### [EXERCISE DIRECTIONS]
Tell how many lines have the string "определяет" in them, and write nothing besides the number.
#### GIVEN DATA
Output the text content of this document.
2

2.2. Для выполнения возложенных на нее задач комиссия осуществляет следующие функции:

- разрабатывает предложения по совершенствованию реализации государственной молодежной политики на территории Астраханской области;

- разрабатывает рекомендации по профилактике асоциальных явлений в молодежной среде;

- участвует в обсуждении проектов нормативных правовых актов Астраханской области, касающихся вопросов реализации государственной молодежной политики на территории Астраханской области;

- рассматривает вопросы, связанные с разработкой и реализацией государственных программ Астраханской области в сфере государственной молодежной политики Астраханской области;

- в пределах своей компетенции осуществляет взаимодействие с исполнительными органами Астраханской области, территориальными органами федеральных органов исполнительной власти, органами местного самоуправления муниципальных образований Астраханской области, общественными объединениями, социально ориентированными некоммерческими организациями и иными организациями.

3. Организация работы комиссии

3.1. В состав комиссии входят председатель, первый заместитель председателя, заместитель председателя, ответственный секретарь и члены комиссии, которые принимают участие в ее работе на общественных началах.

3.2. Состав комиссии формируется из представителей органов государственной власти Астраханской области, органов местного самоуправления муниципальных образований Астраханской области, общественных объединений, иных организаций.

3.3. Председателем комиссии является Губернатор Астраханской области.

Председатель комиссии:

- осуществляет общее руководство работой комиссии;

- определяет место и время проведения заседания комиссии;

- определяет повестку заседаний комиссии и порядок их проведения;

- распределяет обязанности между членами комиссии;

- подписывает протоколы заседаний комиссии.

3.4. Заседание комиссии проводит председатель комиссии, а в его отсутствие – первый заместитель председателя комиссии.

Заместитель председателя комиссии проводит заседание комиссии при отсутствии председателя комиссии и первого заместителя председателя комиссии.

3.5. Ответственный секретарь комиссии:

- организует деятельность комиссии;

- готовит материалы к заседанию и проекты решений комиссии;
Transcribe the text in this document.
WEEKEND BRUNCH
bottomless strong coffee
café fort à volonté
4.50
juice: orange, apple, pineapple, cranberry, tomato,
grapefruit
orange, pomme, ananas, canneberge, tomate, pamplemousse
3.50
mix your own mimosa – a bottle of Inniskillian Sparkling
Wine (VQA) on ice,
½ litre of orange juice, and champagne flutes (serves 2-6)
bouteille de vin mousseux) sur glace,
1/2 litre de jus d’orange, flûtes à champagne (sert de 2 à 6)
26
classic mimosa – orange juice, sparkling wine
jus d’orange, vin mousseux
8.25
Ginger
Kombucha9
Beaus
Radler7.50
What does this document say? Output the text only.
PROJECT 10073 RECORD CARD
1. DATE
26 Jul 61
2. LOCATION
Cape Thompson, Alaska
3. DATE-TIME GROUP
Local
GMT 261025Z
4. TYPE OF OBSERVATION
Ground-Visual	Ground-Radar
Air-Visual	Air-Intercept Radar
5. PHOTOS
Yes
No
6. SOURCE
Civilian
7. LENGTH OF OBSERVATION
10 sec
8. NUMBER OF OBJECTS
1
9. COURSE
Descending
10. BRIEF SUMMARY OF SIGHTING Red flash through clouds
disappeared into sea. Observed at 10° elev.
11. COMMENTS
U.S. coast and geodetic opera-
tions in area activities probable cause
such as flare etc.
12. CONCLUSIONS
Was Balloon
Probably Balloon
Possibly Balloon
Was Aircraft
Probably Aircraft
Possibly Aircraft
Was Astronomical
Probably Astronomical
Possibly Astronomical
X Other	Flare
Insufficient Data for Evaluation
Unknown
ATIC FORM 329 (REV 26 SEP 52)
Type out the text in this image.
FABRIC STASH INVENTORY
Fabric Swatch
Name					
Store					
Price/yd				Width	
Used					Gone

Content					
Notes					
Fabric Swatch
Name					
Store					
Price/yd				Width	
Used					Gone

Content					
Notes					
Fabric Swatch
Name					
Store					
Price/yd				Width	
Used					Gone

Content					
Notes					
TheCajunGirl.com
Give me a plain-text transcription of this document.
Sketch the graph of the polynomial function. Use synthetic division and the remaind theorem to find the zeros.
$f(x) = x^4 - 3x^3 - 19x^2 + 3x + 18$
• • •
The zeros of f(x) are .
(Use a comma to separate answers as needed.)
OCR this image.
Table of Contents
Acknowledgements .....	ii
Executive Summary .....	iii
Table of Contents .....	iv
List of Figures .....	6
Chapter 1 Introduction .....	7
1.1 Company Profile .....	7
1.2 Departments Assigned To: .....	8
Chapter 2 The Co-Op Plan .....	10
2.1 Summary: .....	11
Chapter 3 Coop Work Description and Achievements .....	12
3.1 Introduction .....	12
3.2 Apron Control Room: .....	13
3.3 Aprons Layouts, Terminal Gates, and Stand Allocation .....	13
########
### [SOLUTION FOR THIS TASK]
2